▶ [Task prompt] An exact copy of every record is needed.
>> Start Source material
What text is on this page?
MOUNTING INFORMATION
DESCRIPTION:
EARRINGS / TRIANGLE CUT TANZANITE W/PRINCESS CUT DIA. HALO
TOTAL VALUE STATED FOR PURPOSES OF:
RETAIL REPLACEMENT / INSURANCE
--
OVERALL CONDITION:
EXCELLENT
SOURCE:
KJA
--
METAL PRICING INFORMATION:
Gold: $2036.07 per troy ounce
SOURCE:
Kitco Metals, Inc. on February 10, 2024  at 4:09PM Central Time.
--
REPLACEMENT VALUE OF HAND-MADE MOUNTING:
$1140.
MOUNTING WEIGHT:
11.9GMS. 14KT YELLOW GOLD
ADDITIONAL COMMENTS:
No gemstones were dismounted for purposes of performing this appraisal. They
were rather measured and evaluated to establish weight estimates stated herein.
>> End Source material
▶ [Reply]
What text is on this page?
MOUNTING INFORMATION
DESCRIPTION:
EARRINGS / TRIANGLE CUT TANZANITE W/PRINCESS CUT DIA. HALO
TOTAL VALUE STATED FOR PURPOSES OF:
RETAIL REPLACEMENT / INSURANCE
--
OVERALL CONDITION:
EXCELLENT
SOURCE:
KJA
--
METAL PRICING INFORMATION:
Gold: $2036.07 per troy ounce
SOURCE:
Kitco Metals, Inc. on February 10, 2024  at 4:09PM Central Time.
--
REPLACEMENT VALUE OF HAND-MADE MOUNTING:
$1140.
MOUNTING WEIGHT:
11.9GMS. 14KT YELLOW GOLD
ADDITIONAL COMMENTS:
No gemstones were dismounted for purposes of performing this appraisal. They
were rather measured and evaluated to establish weight estimates stated herein.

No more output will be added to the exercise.